Copy every line of the records below without changing anything.

-- Provided material --
======

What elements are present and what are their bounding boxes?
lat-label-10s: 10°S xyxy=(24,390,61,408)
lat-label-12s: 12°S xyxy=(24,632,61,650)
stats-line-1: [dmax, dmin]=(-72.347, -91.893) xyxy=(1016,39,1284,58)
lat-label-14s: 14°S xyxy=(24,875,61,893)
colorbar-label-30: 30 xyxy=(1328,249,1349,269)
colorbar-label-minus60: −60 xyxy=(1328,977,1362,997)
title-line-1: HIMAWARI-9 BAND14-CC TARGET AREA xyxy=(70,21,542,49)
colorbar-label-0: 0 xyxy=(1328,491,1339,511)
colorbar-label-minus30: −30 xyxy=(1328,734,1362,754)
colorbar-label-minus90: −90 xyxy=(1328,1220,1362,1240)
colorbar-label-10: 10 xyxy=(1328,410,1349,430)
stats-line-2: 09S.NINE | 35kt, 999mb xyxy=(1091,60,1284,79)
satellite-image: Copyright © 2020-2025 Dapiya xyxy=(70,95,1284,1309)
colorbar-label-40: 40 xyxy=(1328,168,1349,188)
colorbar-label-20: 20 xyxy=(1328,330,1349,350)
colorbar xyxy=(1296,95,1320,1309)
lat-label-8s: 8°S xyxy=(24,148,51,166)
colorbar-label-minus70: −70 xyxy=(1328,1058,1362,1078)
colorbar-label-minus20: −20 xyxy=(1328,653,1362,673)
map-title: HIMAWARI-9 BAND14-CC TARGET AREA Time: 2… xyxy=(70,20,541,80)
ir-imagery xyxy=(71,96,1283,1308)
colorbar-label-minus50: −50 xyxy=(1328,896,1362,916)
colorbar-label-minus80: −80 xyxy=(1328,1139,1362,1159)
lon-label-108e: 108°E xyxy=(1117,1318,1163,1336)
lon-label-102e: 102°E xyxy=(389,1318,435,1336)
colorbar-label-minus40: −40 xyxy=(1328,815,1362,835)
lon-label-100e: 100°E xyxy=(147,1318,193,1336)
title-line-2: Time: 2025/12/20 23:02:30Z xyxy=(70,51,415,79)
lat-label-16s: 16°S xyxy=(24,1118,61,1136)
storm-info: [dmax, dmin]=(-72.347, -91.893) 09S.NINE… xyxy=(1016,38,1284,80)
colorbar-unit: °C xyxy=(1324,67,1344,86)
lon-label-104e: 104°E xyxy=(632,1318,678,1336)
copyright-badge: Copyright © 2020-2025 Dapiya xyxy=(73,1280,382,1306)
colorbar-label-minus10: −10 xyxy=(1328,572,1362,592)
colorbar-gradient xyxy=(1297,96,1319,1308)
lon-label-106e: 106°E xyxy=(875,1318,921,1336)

======

-- Exercise output --
What elements are present and what are their bounding boxes?
lat-label-10s: 10°S xyxy=(24,390,61,408)
lat-label-12s: 12°S xyxy=(24,632,61,650)
stats-line-1: [dmax, dmin]=(-72.347, -91.893) xyxy=(1016,39,1284,58)
lat-label-14s: 14°S xyxy=(24,875,61,893)
colorbar-label-30: 30 xyxy=(1328,249,1349,269)
colorbar-label-minus60: −60 xyxy=(1328,977,1362,997)
title-line-1: HIMAWARI-9 BAND14-CC TARGET AREA xyxy=(70,21,542,49)
colorbar-label-0: 0 xyxy=(1328,491,1339,511)
colorbar-label-minus30: −30 xyxy=(1328,734,1362,754)
colorbar-label-minus90: −90 xyxy=(1328,1220,1362,1240)
colorbar-label-10: 10 xyxy=(1328,410,1349,430)
stats-line-2: 09S.NINE | 35kt, 999mb xyxy=(1091,60,1284,79)
satellite-image: Copyright © 2020-2025 Dapiya xyxy=(70,95,1284,1309)
colorbar-label-40: 40 xyxy=(1328,168,1349,188)
colorbar-label-20: 20 xyxy=(1328,330,1349,350)
colorbar xyxy=(1296,95,1320,1309)
lat-label-8s: 8°S xyxy=(24,148,51,166)
colorbar-label-minus70: −70 xyxy=(1328,1058,1362,1078)
colorbar-label-minus20: −20 xyxy=(1328,653,1362,673)
map-title: HIMAWARI-9 BAND14-CC TARGET AREA Time: 2… xyxy=(70,20,541,80)
ir-imagery xyxy=(71,96,1283,1308)
colorbar-label-minus50: −50 xyxy=(1328,896,1362,916)
colorbar-label-minus80: −80 xyxy=(1328,1139,1362,1159)
lon-label-108e: 108°E xyxy=(1117,1318,1163,1336)
lon-label-102e: 102°E xyxy=(389,1318,435,1336)
colorbar-label-minus40: −40 xyxy=(1328,815,1362,835)
lon-label-100e: 100°E xyxy=(147,1318,193,1336)
title-line-2: Time: 2025/12/20 23:02:30Z xyxy=(70,51,415,79)
lat-label-16s: 16°S xyxy=(24,1118,61,1136)
storm-info: [dmax, dmin]=(-72.347, -91.893) 09S.NINE… xyxy=(1016,38,1284,80)
colorbar-unit: °C xyxy=(1324,67,1344,86)
lon-label-104e: 104°E xyxy=(632,1318,678,1336)
copyright-badge: Copyright © 2020-2025 Dapiya xyxy=(73,1280,382,1306)
colorbar-label-minus10: −10 xyxy=(1328,572,1362,592)
colorbar-gradient xyxy=(1297,96,1319,1308)
lon-label-106e: 106°E xyxy=(875,1318,921,1336)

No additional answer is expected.